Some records
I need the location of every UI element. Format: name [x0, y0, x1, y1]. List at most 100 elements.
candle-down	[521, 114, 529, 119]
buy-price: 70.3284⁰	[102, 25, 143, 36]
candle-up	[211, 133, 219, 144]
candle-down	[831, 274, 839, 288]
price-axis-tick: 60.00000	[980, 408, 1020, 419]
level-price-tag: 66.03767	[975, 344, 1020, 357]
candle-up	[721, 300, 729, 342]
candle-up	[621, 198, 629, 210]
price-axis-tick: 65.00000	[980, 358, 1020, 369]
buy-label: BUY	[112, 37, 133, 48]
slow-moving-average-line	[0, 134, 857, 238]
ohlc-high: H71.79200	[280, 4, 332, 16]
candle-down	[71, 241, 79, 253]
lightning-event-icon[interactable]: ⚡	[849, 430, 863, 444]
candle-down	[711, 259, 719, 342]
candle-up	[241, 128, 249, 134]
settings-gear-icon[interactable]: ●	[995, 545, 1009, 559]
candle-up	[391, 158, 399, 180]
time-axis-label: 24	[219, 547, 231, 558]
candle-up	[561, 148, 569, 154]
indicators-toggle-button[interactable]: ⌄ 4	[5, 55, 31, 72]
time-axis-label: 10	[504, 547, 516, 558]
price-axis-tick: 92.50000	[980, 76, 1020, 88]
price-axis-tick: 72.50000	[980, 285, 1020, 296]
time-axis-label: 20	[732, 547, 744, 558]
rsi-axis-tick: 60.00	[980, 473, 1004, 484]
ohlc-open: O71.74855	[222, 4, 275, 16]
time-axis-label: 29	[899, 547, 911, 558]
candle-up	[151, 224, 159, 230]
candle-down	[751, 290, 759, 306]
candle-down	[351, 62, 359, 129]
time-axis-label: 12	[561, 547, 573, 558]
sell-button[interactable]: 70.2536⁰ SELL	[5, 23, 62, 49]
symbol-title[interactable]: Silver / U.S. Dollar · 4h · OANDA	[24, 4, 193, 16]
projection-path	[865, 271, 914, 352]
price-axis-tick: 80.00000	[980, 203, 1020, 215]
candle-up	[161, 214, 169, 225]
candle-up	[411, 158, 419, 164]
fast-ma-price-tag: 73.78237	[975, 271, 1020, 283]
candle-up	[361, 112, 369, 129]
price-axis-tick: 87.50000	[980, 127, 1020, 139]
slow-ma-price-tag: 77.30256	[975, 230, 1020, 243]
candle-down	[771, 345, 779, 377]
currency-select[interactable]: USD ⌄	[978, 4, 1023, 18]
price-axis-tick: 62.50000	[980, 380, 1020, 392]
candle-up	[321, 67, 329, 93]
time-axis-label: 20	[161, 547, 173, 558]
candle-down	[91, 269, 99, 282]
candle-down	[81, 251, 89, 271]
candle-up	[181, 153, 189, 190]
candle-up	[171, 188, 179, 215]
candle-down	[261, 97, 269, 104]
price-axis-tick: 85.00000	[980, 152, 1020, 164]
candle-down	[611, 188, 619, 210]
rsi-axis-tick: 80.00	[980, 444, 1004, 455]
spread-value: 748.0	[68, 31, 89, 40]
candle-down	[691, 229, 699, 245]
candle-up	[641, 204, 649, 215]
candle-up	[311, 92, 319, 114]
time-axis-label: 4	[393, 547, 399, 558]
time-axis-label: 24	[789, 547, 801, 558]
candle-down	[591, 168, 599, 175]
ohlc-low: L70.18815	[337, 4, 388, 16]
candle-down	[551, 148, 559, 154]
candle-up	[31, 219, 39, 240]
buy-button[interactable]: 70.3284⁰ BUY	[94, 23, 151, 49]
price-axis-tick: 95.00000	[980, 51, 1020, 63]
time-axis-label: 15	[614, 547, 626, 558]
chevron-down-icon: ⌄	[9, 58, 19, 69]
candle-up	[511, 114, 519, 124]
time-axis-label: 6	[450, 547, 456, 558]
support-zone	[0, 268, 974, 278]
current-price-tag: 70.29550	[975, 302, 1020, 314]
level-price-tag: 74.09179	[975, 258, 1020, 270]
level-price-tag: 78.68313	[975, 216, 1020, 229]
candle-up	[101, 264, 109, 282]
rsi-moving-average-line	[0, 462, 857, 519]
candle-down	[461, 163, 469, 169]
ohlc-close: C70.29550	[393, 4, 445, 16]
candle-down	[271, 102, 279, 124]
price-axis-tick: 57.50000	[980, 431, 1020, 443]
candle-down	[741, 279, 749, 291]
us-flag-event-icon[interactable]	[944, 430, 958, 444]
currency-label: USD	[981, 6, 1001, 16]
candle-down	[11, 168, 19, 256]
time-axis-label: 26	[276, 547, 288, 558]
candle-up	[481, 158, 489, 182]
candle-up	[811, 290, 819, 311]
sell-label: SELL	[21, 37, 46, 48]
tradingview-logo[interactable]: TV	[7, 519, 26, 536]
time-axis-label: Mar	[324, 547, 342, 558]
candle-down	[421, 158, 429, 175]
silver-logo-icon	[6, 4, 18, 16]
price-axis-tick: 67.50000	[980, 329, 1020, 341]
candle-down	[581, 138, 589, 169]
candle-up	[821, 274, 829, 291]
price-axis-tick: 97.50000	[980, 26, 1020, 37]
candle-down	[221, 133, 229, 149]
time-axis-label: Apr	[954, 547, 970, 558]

■ TASK DIRECTIONS: Please quote every line of the material above word for word.

■ THE OUTPUT:
I need the location of every UI element. Format: name [x0, y0, x1, y1]. List at most 100 elements.
candle-down	[521, 114, 529, 119]
buy-price: 70.3284⁰	[102, 25, 143, 36]
candle-up	[211, 133, 219, 144]
candle-down	[831, 274, 839, 288]
price-axis-tick: 60.00000	[980, 408, 1020, 419]
level-price-tag: 66.03767	[975, 344, 1020, 357]
candle-up	[721, 300, 729, 342]
candle-up	[621, 198, 629, 210]
price-axis-tick: 65.00000	[980, 358, 1020, 369]
buy-label: BUY	[112, 37, 133, 48]
slow-moving-average-line	[0, 134, 857, 238]
ohlc-high: H71.79200	[280, 4, 332, 16]
candle-down	[71, 241, 79, 253]
lightning-event-icon[interactable]: ⚡	[849, 430, 863, 444]
candle-down	[711, 259, 719, 342]
candle-up	[241, 128, 249, 134]
settings-gear-icon[interactable]: ●	[995, 545, 1009, 559]
candle-up	[391, 158, 399, 180]
time-axis-label: 24	[219, 547, 231, 558]
candle-up	[561, 148, 569, 154]
indicators-toggle-button[interactable]: ⌄ 4	[5, 55, 31, 72]
time-axis-label: 10	[504, 547, 516, 558]
price-axis-tick: 92.50000	[980, 76, 1020, 88]
price-axis-tick: 72.50000	[980, 285, 1020, 296]
time-axis-label: 20	[732, 547, 744, 558]
rsi-axis-tick: 60.00	[980, 473, 1004, 484]
ohlc-open: O71.74855	[222, 4, 275, 16]
time-axis-label: 29	[899, 547, 911, 558]
candle-up	[151, 224, 159, 230]
candle-down	[751, 290, 759, 306]
candle-down	[351, 62, 359, 129]
time-axis-label: 12	[561, 547, 573, 558]
sell-button[interactable]: 70.2536⁰ SELL	[5, 23, 62, 49]
symbol-title[interactable]: Silver / U.S. Dollar · 4h · OANDA	[24, 4, 193, 16]
projection-path	[865, 271, 914, 352]
price-axis-tick: 80.00000	[980, 203, 1020, 215]
candle-up	[161, 214, 169, 225]
candle-up	[411, 158, 419, 164]
fast-ma-price-tag: 73.78237	[975, 271, 1020, 283]
candle-up	[361, 112, 369, 129]
price-axis-tick: 87.50000	[980, 127, 1020, 139]
slow-ma-price-tag: 77.30256	[975, 230, 1020, 243]
candle-down	[771, 345, 779, 377]
currency-select[interactable]: USD ⌄	[978, 4, 1023, 18]
price-axis-tick: 62.50000	[980, 380, 1020, 392]
candle-up	[321, 67, 329, 93]
time-axis-label: 20	[161, 547, 173, 558]
candle-down	[91, 269, 99, 282]
candle-down	[81, 251, 89, 271]
candle-up	[181, 153, 189, 190]
candle-up	[171, 188, 179, 215]
candle-down	[261, 97, 269, 104]
price-axis-tick: 85.00000	[980, 152, 1020, 164]
candle-down	[611, 188, 619, 210]
rsi-axis-tick: 80.00	[980, 444, 1004, 455]
spread-value: 748.0	[68, 31, 89, 40]
candle-down	[691, 229, 699, 245]
candle-up	[641, 204, 649, 215]
candle-up	[311, 92, 319, 114]
time-axis-label: 4	[393, 547, 399, 558]
time-axis-label: 24	[789, 547, 801, 558]
candle-down	[591, 168, 599, 175]
ohlc-low: L70.18815	[337, 4, 388, 16]
candle-down	[551, 148, 559, 154]
candle-up	[31, 219, 39, 240]
buy-button[interactable]: 70.3284⁰ BUY	[94, 23, 151, 49]
price-axis-tick: 95.00000	[980, 51, 1020, 63]
time-axis-label: 15	[614, 547, 626, 558]
chevron-down-icon: ⌄	[9, 58, 19, 69]
candle-up	[511, 114, 519, 124]
time-axis-label: 6	[450, 547, 456, 558]
support-zone	[0, 268, 974, 278]
current-price-tag: 70.29550	[975, 302, 1020, 314]
level-price-tag: 74.09179	[975, 258, 1020, 270]
level-price-tag: 78.68313	[975, 216, 1020, 229]
candle-up	[101, 264, 109, 282]
rsi-moving-average-line	[0, 462, 857, 519]
candle-down	[461, 163, 469, 169]
ohlc-close: C70.29550	[393, 4, 445, 16]
candle-down	[271, 102, 279, 124]
price-axis-tick: 57.50000	[980, 431, 1020, 443]
candle-down	[741, 279, 749, 291]
us-flag-event-icon[interactable]	[944, 430, 958, 444]
currency-label: USD	[981, 6, 1001, 16]
candle-down	[11, 168, 19, 256]
time-axis-label: 26	[276, 547, 288, 558]
candle-up	[481, 158, 489, 182]
candle-up	[811, 290, 819, 311]
sell-label: SELL	[21, 37, 46, 48]
tradingview-logo[interactable]: TV	[7, 519, 26, 536]
time-axis-label: Mar	[324, 547, 342, 558]
candle-down	[421, 158, 429, 175]
silver-logo-icon	[6, 4, 18, 16]
price-axis-tick: 67.50000	[980, 329, 1020, 341]
candle-down	[581, 138, 589, 169]
candle-up	[821, 274, 829, 291]
price-axis-tick: 97.50000	[980, 26, 1020, 37]
candle-down	[221, 133, 229, 149]
time-axis-label: Apr	[954, 547, 970, 558]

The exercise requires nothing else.